Short task. Records follow. Copy every line with "title".

Items.
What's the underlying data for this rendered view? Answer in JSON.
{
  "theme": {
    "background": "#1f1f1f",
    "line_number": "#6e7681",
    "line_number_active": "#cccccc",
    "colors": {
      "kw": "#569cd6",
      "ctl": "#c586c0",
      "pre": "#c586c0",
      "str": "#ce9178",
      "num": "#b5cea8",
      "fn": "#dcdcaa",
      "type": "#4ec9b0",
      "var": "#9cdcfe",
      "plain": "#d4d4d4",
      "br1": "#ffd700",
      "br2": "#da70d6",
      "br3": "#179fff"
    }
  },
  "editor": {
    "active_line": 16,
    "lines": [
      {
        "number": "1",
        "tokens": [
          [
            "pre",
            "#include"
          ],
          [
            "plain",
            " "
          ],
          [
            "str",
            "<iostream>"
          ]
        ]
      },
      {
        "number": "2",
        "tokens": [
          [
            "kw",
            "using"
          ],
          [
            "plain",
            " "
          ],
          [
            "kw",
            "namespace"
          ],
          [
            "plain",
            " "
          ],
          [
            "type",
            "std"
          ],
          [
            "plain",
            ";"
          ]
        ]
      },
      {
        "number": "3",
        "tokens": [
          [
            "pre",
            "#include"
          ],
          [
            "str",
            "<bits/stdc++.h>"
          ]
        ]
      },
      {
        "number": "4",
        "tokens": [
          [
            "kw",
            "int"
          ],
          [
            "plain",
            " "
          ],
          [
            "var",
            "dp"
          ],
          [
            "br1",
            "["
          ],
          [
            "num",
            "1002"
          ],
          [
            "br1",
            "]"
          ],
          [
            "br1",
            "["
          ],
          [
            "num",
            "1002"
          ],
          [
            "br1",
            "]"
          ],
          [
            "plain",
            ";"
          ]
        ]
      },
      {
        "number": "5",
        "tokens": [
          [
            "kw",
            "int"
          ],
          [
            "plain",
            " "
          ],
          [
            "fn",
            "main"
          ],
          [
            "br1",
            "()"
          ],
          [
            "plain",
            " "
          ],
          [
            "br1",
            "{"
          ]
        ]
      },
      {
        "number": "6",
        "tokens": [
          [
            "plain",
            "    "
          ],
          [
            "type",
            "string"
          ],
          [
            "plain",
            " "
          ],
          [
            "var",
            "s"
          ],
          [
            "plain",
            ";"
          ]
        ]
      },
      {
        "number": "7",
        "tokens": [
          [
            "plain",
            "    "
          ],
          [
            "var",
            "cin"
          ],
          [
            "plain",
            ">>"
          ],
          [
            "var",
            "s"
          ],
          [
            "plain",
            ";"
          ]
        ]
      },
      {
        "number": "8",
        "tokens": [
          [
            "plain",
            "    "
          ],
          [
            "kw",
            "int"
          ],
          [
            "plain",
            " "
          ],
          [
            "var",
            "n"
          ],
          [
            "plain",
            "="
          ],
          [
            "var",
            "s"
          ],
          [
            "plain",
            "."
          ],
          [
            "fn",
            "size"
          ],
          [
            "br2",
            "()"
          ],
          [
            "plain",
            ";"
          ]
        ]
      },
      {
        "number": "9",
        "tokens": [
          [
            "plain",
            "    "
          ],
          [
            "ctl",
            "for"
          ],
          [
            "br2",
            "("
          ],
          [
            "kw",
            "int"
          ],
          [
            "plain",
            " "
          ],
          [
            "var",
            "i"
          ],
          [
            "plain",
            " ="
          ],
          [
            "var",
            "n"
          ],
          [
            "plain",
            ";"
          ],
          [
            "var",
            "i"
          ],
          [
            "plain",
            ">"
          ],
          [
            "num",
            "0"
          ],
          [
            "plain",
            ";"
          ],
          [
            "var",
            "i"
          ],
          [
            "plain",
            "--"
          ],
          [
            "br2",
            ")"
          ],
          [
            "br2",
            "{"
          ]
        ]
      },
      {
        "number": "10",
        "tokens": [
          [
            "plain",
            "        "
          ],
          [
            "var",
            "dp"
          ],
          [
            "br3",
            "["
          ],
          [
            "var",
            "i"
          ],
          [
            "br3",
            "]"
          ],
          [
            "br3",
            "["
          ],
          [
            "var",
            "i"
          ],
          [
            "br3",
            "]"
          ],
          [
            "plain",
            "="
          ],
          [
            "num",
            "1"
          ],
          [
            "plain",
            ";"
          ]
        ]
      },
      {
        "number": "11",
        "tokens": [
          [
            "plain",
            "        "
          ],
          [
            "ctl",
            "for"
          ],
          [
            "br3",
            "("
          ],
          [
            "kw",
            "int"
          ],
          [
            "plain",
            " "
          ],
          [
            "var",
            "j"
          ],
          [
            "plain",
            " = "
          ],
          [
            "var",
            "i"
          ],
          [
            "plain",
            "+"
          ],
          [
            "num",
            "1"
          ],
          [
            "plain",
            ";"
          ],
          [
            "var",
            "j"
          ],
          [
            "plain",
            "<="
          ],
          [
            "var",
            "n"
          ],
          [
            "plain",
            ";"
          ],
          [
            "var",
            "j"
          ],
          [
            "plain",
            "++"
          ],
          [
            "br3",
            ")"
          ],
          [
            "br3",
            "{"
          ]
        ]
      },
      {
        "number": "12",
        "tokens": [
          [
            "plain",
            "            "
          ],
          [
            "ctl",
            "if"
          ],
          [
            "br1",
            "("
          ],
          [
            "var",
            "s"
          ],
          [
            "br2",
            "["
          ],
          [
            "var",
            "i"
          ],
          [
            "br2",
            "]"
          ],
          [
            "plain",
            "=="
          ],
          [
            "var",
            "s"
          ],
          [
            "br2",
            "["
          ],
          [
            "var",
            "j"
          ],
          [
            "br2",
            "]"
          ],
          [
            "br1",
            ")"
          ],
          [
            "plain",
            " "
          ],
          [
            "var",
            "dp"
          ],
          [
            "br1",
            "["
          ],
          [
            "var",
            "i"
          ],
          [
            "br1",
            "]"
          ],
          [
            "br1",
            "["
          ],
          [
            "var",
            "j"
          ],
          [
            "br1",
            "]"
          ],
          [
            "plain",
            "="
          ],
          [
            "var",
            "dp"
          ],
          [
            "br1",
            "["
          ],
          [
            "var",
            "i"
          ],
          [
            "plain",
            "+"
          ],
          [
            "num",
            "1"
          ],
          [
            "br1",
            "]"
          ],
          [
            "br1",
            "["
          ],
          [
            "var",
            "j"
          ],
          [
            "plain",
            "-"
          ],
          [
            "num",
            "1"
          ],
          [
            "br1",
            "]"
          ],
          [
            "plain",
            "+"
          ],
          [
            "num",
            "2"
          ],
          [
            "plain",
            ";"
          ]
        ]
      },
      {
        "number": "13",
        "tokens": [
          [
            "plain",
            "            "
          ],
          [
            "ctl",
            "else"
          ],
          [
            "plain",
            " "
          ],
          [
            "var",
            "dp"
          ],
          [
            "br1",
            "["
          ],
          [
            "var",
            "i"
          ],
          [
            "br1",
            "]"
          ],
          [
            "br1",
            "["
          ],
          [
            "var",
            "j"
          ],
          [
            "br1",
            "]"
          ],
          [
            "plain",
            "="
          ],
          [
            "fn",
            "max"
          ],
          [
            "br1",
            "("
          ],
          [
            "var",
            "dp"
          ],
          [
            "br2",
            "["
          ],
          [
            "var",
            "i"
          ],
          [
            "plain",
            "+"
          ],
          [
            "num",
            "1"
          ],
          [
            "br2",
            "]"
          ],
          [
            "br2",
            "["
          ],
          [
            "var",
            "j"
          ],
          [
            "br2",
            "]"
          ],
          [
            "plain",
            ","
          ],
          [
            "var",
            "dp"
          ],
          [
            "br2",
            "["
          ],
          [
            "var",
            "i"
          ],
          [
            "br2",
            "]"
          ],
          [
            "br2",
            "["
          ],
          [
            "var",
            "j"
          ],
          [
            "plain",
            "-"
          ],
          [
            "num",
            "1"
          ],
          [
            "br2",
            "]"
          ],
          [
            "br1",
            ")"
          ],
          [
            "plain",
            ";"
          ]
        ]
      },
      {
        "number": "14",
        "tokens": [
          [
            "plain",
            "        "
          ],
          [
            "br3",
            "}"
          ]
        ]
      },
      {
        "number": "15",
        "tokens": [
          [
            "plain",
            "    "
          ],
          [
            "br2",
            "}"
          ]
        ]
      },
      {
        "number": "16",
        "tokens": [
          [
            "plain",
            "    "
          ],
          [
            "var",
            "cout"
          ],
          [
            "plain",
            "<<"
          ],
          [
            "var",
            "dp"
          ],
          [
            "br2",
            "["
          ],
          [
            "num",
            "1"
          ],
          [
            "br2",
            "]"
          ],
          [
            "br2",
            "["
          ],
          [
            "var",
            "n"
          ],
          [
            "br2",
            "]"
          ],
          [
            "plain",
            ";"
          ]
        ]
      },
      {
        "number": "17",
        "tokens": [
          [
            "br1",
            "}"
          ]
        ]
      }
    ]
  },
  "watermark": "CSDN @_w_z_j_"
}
...
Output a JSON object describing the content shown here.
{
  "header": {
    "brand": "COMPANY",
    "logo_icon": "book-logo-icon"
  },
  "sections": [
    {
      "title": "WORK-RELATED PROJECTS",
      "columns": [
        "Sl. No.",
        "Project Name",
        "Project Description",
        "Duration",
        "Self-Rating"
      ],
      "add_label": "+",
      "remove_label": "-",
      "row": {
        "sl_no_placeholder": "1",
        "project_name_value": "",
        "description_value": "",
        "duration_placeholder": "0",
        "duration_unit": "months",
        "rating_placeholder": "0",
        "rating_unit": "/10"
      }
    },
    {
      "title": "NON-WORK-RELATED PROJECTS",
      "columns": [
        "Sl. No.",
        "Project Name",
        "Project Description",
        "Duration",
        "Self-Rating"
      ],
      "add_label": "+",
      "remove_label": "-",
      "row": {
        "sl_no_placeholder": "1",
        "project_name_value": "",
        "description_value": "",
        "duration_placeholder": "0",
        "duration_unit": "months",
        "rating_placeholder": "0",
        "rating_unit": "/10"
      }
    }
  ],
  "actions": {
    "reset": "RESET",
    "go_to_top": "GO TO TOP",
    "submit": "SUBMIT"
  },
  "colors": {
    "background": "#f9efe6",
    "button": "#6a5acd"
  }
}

Response.
      "title": "WORK-RELATED PROJECTS",
      "title": "NON-WORK-RELATED PROJECTS",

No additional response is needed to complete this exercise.